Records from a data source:
══════════════════════════════

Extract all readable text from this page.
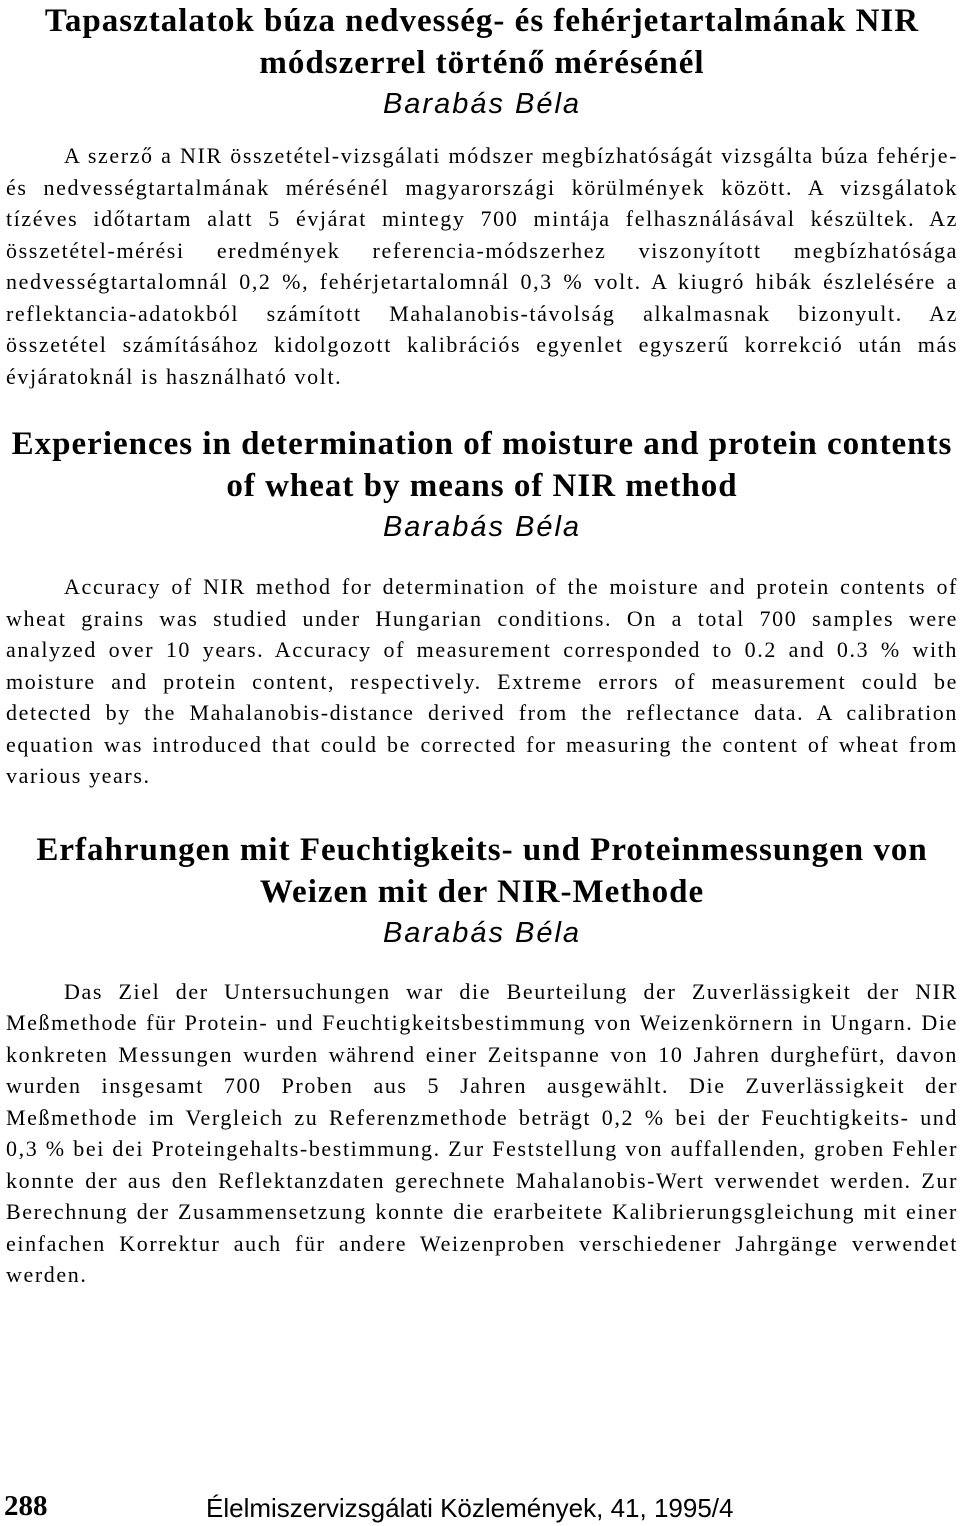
Tapasztalatok búza nedvesség- és fehérjetartalmának NIR módszerrel történő mérésénél

Barabás Béla

A szerző a NIR összetétel-vizsgálati módszer megbízhatóságát vizsgálta búza fehérje- és nedvességtartalmának mérésénél magyarországi körülmények között. A vizsgálatok tízéves időtartam alatt 5 évjárat mintegy 700 mintája felhasználásával készültek. Az összetétel-mérési eredmények referencia-módszerhez viszonyított megbízhatósága nedvességtartalomnál 0,2 %, fehérjetartalomnál 0,3 % volt. A kiugró hibák észlelésére a reflektancia-adatokból számított Mahalanobis-távolság alkalmasnak bizonyult. Az összetétel számításához kidolgozott kalibrációs egyenlet egyszerű korrekció után más évjáratoknál is használható volt.

Experiences in determination of moisture and protein contents of wheat by means of NIR method

Barabás Béla

Accuracy of NIR method for determination of the moisture and protein contents of wheat grains was studied under Hungarian conditions. On a total 700 samples were analyzed over 10 years. Accuracy of measurement corresponded to 0.2 and 0.3 % with moisture and protein content, respectively. Extreme errors of measurement could be detected by the Mahalanobis-distance derived from the reflectance data. A calibration equation was introduced that could be corrected for measuring the content of wheat from various years.

Erfahrungen mit Feuchtigkeits- und Proteinmessungen von Weizen mit der NIR-Methode

Barabás Béla

Das Ziel der Untersuchungen war die Beurteilung der Zuverlässigkeit der NIR Meßmethode für Protein- und Feuchtigkeitsbestimmung von Weizenkörnern in Ungarn. Die konkreten Messungen wurden während einer Zeitspanne von 10 Jahren durghefürt, davon wurden insgesamt 700 Proben aus 5 Jahren ausgewählt. Die Zuverlässigkeit der Meßmethode im Vergleich zu Referenzmethode beträgt 0,2 % bei der Feuchtigkeits- und 0,3 % bei dei Proteingehalts-bestimmung. Zur Feststellung von auffallenden, groben Fehler konnte der aus den Reflektanzdaten gerechnete Mahalanobis-Wert verwendet werden. Zur Berechnung der Zusammensetzung konnte die erarbeitete Kalibrierungsgleichung mit einer einfachen Korrektur auch für andere Weizenproben verschiedener Jahrgänge verwendet werden.

288	Élelmiszervizsgálati Közlemények, 41, 1995/4
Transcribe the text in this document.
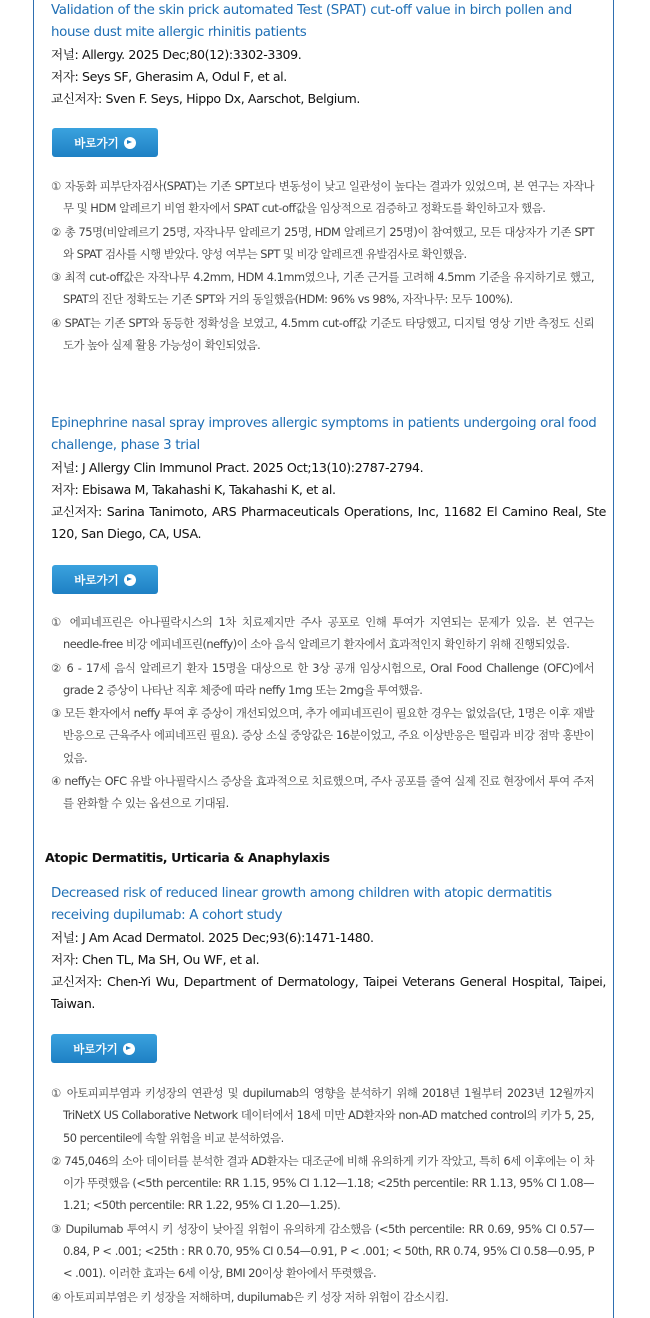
Validation of the skin prick automated Test (SPAT) cut-off value in birch pollen and house dust mite allergic rhinitis patients

저널: Allergy. 2025 Dec;80(12):3302-3309.

저자: Seys SF, Gherasim A, Odul F, et al.

교신저자: Sven F. Seys, Hippo Dx, Aarschot, Belgium.

바로가기

① 자동화 피부단자검사(SPAT)는 기존 SPT보다 변동성이 낮고 일관성이 높다는 결과가 있었으며, 본 연구는 자작나무 및 HDM 알레르기 비염 환자에서 SPAT cut-off값을 임상적으로 검증하고 정확도를 확인하고자 했음.

② 총 75명(비알레르기 25명, 자작나무 알레르기 25명, HDM 알레르기 25명)이 참여했고, 모든 대상자가 기존 SPT와 SPAT 검사를 시행 받았다. 양성 여부는 SPT 및 비강 알레르겐 유발검사로 확인했음.

③ 최적 cut-off값은 자작나무 4.2mm, HDM 4.1mm였으나, 기존 근거를 고려해 4.5mm 기준을 유지하기로 했고, SPAT의 진단 정확도는 기존 SPT와 거의 동일했음(HDM: 96% vs 98%, 자작나무: 모두 100%).

④ SPAT는 기존 SPT와 동등한 정확성을 보였고, 4.5mm cut-off값 기준도 타당했고, 디지털 영상 기반 측정도 신뢰도가 높아 실제 활용 가능성이 확인되었음.

Epinephrine nasal spray improves allergic symptoms in patients undergoing oral food challenge, phase 3 trial

저널: J Allergy Clin Immunol Pract. 2025 Oct;13(10):2787-2794.

저자: Ebisawa M, Takahashi K, Takahashi K, et al.

교신저자: Sarina Tanimoto, ARS Pharmaceuticals Operations, Inc, 11682 El Camino Real, Ste 120, San Diego, CA, USA.

바로가기

① 에피네프린은 아나필락시스의 1차 치료제지만 주사 공포로 인해 투여가 지연되는 문제가 있음. 본 연구는 needle-free 비강 에피네프린(neffy)이 소아 음식 알레르기 환자에서 효과적인지 확인하기 위해 진행되었음.

② 6 - 17세 음식 알레르기 환자 15명을 대상으로 한 3상 공개 임상시험으로, Oral Food Challenge (OFC)에서 grade 2 증상이 나타난 직후 체중에 따라 neffy 1mg 또는 2mg을 투여했음.

③ 모든 환자에서 neffy 투여 후 증상이 개선되었으며, 추가 에피네프린이 필요한 경우는 없었음(단, 1명은 이후 재발반응으로 근육주사 에피네프린 필요). 증상 소실 중앙값은 16분이었고, 주요 이상반응은 떨림과 비강 점막 홍반이었음.

④ neffy는 OFC 유발 아나필락시스 증상을 효과적으로 치료했으며, 주사 공포를 줄여 실제 진료 현장에서 투여 주저를 완화할 수 있는 옵션으로 기대됨.

Atopic Dermatitis, Urticaria & Anaphylaxis

Decreased risk of reduced linear growth among children with atopic dermatitis receiving dupilumab: A cohort study

저널: J Am Acad Dermatol. 2025 Dec;93(6):1471-1480.

저자: Chen TL, Ma SH, Ou WF, et al.

교신저자: Chen-Yi Wu, Department of Dermatology, Taipei Veterans General Hospital, Taipei, Taiwan.

바로가기

① 아토피피부염과 키성장의 연관성 및 dupilumab의 영향을 분석하기 위해 2018년 1월부터 2023년 12월까지 TriNetX US Collaborative Network 데이터에서 18세 미만 AD환자와 non-AD matched control의 키가 5, 25, 50 percentile에 속할 위험을 비교 분석하였음.

② 745,046의 소아 데이터를 분석한 결과 AD환자는 대조군에 비해 유의하게 키가 작았고, 특히 6세 이후에는 이 차이가 뚜렷했음 (<5th percentile: RR 1.15, 95% CI 1.12—1.18; <25th percentile: RR 1.13, 95% CI 1.08—1.21; <50th percentile: RR 1.22, 95% CI 1.20—1.25).

③ Dupilumab 투여시 키 성장이 낮아질 위험이 유의하게 감소했음 (<5th percentile: RR 0.69, 95% CI 0.57—0.84, P < .001; <25th : RR 0.70, 95% CI 0.54—0.91, P < .001; < 50th, RR 0.74, 95% CI 0.58—0.95, P < .001). 이러한 효과는 6세 이상, BMI 20이상 환아에서 뚜렷했음.

④ 아토피피부염은 키 성장을 저해하며, dupilumab은 키 성장 저하 위험이 감소시킴.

══════════════════════════════

Output every record verbatim, skipping images.

Your response:
Extract all readable text from this page.
Tapasztalatok búza nedvesség- és fehérjetartalmának NIR módszerrel történő mérésénél

Barabás Béla

A szerző a NIR összetétel-vizsgálati módszer megbízhatóságát vizsgálta búza fehérje- és nedvességtartalmának mérésénél magyarországi körülmények között. A vizsgálatok tízéves időtartam alatt 5 évjárat mintegy 700 mintája felhasználásával készültek. Az összetétel-mérési eredmények referencia-módszerhez viszonyított megbízhatósága nedvességtartalomnál 0,2 %, fehérjetartalomnál 0,3 % volt. A kiugró hibák észlelésére a reflektancia-adatokból számított Mahalanobis-távolság alkalmasnak bizonyult. Az összetétel számításához kidolgozott kalibrációs egyenlet egyszerű korrekció után más évjáratoknál is használható volt.

Experiences in determination of moisture and protein contents of wheat by means of NIR method

Barabás Béla

Accuracy of NIR method for determination of the moisture and protein contents of wheat grains was studied under Hungarian conditions. On a total 700 samples were analyzed over 10 years. Accuracy of measurement corresponded to 0.2 and 0.3 % with moisture and protein content, respectively. Extreme errors of measurement could be detected by the Mahalanobis-distance derived from the reflectance data. A calibration equation was introduced that could be corrected for measuring the content of wheat from various years.

Erfahrungen mit Feuchtigkeits- und Proteinmessungen von Weizen mit der NIR-Methode

Barabás Béla

Das Ziel der Untersuchungen war die Beurteilung der Zuverlässigkeit der NIR Meßmethode für Protein- und Feuchtigkeitsbestimmung von Weizenkörnern in Ungarn. Die konkreten Messungen wurden während einer Zeitspanne von 10 Jahren durghefürt, davon wurden insgesamt 700 Proben aus 5 Jahren ausgewählt. Die Zuverlässigkeit der Meßmethode im Vergleich zu Referenzmethode beträgt 0,2 % bei der Feuchtigkeits- und 0,3 % bei dei Proteingehalts-bestimmung. Zur Feststellung von auffallenden, groben Fehler konnte der aus den Reflektanzdaten gerechnete Mahalanobis-Wert verwendet werden. Zur Berechnung der Zusammensetzung konnte die erarbeitete Kalibrierungsgleichung mit einer einfachen Korrektur auch für andere Weizenproben verschiedener Jahrgänge verwendet werden.

288	Élelmiszervizsgálati Közlemények, 41, 1995/4
Transcribe the text in this document.
Validation of the skin prick automated Test (SPAT) cut-off value in birch pollen and house dust mite allergic rhinitis patients

저널: Allergy. 2025 Dec;80(12):3302-3309.

저자: Seys SF, Gherasim A, Odul F, et al.

교신저자: Sven F. Seys, Hippo Dx, Aarschot, Belgium.

바로가기

① 자동화 피부단자검사(SPAT)는 기존 SPT보다 변동성이 낮고 일관성이 높다는 결과가 있었으며, 본 연구는 자작나무 및 HDM 알레르기 비염 환자에서 SPAT cut-off값을 임상적으로 검증하고 정확도를 확인하고자 했음.

② 총 75명(비알레르기 25명, 자작나무 알레르기 25명, HDM 알레르기 25명)이 참여했고, 모든 대상자가 기존 SPT와 SPAT 검사를 시행 받았다. 양성 여부는 SPT 및 비강 알레르겐 유발검사로 확인했음.

③ 최적 cut-off값은 자작나무 4.2mm, HDM 4.1mm였으나, 기존 근거를 고려해 4.5mm 기준을 유지하기로 했고, SPAT의 진단 정확도는 기존 SPT와 거의 동일했음(HDM: 96% vs 98%, 자작나무: 모두 100%).

④ SPAT는 기존 SPT와 동등한 정확성을 보였고, 4.5mm cut-off값 기준도 타당했고, 디지털 영상 기반 측정도 신뢰도가 높아 실제 활용 가능성이 확인되었음.

Epinephrine nasal spray improves allergic symptoms in patients undergoing oral food challenge, phase 3 trial

저널: J Allergy Clin Immunol Pract. 2025 Oct;13(10):2787-2794.

저자: Ebisawa M, Takahashi K, Takahashi K, et al.

교신저자: Sarina Tanimoto, ARS Pharmaceuticals Operations, Inc, 11682 El Camino Real, Ste 120, San Diego, CA, USA.

바로가기

① 에피네프린은 아나필락시스의 1차 치료제지만 주사 공포로 인해 투여가 지연되는 문제가 있음. 본 연구는 needle-free 비강 에피네프린(neffy)이 소아 음식 알레르기 환자에서 효과적인지 확인하기 위해 진행되었음.

② 6 - 17세 음식 알레르기 환자 15명을 대상으로 한 3상 공개 임상시험으로, Oral Food Challenge (OFC)에서 grade 2 증상이 나타난 직후 체중에 따라 neffy 1mg 또는 2mg을 투여했음.

③ 모든 환자에서 neffy 투여 후 증상이 개선되었으며, 추가 에피네프린이 필요한 경우는 없었음(단, 1명은 이후 재발반응으로 근육주사 에피네프린 필요). 증상 소실 중앙값은 16분이었고, 주요 이상반응은 떨림과 비강 점막 홍반이었음.

④ neffy는 OFC 유발 아나필락시스 증상을 효과적으로 치료했으며, 주사 공포를 줄여 실제 진료 현장에서 투여 주저를 완화할 수 있는 옵션으로 기대됨.

Atopic Dermatitis, Urticaria & Anaphylaxis

Decreased risk of reduced linear growth among children with atopic dermatitis receiving dupilumab: A cohort study

저널: J Am Acad Dermatol. 2025 Dec;93(6):1471-1480.

저자: Chen TL, Ma SH, Ou WF, et al.

교신저자: Chen-Yi Wu, Department of Dermatology, Taipei Veterans General Hospital, Taipei, Taiwan.

바로가기

① 아토피피부염과 키성장의 연관성 및 dupilumab의 영향을 분석하기 위해 2018년 1월부터 2023년 12월까지 TriNetX US Collaborative Network 데이터에서 18세 미만 AD환자와 non-AD matched control의 키가 5, 25, 50 percentile에 속할 위험을 비교 분석하였음.

② 745,046의 소아 데이터를 분석한 결과 AD환자는 대조군에 비해 유의하게 키가 작았고, 특히 6세 이후에는 이 차이가 뚜렷했음 (<5th percentile: RR 1.15, 95% CI 1.12—1.18; <25th percentile: RR 1.13, 95% CI 1.08—1.21; <50th percentile: RR 1.22, 95% CI 1.20—1.25).

③ Dupilumab 투여시 키 성장이 낮아질 위험이 유의하게 감소했음 (<5th percentile: RR 0.69, 95% CI 0.57—0.84, P < .001; <25th : RR 0.70, 95% CI 0.54—0.91, P < .001; < 50th, RR 0.74, 95% CI 0.58—0.95, P < .001). 이러한 효과는 6세 이상, BMI 20이상 환아에서 뚜렷했음.

④ 아토피피부염은 키 성장을 저해하며, dupilumab은 키 성장 저하 위험이 감소시킴.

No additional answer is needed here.